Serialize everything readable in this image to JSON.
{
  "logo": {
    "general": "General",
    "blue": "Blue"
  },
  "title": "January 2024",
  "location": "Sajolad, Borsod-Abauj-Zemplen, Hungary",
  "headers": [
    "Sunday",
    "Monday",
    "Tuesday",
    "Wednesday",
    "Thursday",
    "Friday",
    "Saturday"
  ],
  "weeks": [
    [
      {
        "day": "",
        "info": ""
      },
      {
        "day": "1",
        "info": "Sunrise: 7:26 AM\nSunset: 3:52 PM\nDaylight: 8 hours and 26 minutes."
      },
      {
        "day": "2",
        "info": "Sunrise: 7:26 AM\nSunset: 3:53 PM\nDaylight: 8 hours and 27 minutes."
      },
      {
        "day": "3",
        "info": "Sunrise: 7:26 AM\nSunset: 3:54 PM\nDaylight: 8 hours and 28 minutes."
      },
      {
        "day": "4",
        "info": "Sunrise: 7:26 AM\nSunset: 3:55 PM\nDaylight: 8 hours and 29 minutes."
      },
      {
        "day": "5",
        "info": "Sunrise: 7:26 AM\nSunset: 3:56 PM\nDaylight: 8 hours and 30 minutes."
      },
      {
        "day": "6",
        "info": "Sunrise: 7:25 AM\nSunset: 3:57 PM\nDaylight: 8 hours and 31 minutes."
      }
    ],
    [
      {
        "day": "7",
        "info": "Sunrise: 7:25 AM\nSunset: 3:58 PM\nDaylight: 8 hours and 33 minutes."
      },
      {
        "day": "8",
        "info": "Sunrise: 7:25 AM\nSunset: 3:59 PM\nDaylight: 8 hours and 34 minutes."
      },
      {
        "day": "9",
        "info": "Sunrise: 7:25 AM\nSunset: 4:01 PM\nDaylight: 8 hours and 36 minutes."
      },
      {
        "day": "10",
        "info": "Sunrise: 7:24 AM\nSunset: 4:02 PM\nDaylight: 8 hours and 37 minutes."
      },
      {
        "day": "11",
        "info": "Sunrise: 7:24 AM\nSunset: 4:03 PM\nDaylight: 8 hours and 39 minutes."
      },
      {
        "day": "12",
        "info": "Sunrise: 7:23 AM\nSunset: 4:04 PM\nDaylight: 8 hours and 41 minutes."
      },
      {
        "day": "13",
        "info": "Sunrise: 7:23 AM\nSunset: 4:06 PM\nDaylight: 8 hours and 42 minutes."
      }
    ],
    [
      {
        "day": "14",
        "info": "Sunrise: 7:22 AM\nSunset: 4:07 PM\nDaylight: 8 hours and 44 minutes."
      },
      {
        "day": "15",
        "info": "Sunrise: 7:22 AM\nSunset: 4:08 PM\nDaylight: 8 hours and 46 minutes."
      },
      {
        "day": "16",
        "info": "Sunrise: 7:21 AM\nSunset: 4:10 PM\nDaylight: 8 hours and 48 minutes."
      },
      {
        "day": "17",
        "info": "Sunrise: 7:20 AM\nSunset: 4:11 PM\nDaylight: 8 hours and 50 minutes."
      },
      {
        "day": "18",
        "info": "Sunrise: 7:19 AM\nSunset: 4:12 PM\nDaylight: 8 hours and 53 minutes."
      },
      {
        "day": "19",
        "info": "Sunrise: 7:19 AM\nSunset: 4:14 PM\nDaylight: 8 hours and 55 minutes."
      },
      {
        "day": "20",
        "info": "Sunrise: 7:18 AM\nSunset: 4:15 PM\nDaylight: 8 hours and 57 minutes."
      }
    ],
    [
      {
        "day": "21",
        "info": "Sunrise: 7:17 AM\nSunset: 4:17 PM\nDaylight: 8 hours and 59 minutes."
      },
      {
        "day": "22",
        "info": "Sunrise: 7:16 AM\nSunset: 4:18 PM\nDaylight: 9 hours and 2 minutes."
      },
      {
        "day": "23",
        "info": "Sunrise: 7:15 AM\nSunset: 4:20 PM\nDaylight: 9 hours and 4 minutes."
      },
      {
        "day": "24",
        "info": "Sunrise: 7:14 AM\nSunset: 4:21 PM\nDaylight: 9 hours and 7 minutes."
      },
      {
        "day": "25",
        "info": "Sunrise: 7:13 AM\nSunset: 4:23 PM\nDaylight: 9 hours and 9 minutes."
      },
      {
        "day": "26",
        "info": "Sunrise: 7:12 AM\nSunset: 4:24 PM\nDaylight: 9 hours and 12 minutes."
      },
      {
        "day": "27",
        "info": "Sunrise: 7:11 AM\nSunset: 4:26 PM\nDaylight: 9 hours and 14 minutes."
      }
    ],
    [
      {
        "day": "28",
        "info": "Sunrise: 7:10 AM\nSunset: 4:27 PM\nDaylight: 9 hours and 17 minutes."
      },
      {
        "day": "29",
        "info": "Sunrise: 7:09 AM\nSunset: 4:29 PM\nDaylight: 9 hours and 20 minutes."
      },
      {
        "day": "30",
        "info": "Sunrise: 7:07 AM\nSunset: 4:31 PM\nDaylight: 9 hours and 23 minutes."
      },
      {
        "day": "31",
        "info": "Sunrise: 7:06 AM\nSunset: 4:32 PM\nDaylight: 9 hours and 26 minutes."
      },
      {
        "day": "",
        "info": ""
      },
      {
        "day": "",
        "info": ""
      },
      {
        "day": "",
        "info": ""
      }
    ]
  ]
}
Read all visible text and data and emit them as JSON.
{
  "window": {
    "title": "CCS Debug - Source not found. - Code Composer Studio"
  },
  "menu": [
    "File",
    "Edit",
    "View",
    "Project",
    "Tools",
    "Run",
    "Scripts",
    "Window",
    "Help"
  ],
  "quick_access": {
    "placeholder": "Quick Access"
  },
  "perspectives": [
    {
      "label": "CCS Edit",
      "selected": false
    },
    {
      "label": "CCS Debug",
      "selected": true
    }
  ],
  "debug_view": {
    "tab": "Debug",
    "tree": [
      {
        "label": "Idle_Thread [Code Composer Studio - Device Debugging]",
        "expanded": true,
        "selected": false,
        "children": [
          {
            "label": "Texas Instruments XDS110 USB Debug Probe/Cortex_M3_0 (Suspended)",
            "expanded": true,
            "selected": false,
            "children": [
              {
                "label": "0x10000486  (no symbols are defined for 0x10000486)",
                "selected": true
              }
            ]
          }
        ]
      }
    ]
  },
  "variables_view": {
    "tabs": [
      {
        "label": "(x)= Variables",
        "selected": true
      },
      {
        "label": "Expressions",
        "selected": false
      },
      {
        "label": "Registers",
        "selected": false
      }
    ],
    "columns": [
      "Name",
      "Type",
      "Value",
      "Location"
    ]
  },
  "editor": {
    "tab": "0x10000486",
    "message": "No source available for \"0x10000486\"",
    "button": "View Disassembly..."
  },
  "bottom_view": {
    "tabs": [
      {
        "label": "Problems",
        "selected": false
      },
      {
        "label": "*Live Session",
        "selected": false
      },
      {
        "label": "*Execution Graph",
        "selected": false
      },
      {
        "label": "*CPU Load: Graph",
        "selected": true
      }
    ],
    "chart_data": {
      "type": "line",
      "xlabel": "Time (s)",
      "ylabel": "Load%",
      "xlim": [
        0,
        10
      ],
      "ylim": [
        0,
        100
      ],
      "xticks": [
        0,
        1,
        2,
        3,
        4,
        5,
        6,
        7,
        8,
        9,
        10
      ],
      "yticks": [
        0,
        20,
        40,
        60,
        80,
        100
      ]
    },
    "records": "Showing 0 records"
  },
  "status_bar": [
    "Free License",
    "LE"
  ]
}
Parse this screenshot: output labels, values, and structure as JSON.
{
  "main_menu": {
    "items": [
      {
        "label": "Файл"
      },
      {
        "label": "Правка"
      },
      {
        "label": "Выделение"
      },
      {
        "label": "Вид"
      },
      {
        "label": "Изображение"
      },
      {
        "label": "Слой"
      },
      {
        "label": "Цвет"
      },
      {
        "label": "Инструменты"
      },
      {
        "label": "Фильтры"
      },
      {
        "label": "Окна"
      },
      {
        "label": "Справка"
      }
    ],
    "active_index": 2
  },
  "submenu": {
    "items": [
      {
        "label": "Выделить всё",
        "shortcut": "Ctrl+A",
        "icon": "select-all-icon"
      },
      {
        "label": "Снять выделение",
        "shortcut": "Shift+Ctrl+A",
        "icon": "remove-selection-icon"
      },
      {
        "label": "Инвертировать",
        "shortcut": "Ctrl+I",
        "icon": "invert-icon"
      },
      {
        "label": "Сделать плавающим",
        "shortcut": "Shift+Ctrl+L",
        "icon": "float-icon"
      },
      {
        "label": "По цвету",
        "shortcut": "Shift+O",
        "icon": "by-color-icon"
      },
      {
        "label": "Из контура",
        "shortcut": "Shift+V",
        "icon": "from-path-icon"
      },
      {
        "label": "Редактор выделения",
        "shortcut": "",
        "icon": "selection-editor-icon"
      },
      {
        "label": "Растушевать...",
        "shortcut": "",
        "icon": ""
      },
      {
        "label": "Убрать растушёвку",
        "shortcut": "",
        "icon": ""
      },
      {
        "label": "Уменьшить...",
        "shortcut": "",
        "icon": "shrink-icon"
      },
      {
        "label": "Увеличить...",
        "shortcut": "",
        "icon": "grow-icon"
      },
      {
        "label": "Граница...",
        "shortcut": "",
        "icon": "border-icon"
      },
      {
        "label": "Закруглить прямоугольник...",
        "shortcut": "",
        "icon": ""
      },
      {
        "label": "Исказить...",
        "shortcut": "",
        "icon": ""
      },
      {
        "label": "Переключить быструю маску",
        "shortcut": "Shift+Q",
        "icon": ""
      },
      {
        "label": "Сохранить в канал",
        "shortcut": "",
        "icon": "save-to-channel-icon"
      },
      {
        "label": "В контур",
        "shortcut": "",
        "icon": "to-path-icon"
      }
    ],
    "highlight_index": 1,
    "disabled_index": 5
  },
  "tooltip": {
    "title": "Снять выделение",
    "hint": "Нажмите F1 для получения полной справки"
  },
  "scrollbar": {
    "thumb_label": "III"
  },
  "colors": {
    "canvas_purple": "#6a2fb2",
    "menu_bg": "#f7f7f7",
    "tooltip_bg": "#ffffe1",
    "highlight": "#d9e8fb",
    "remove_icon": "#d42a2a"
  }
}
══════
• Exercise details: Go through the lines above. Select every one that has the string "Composer".

• Full output:
    "title": "CCS Debug - Source not found. - Code Composer Studio"
        "label": "Idle_Thread [Code Composer Studio - Device Debugging]",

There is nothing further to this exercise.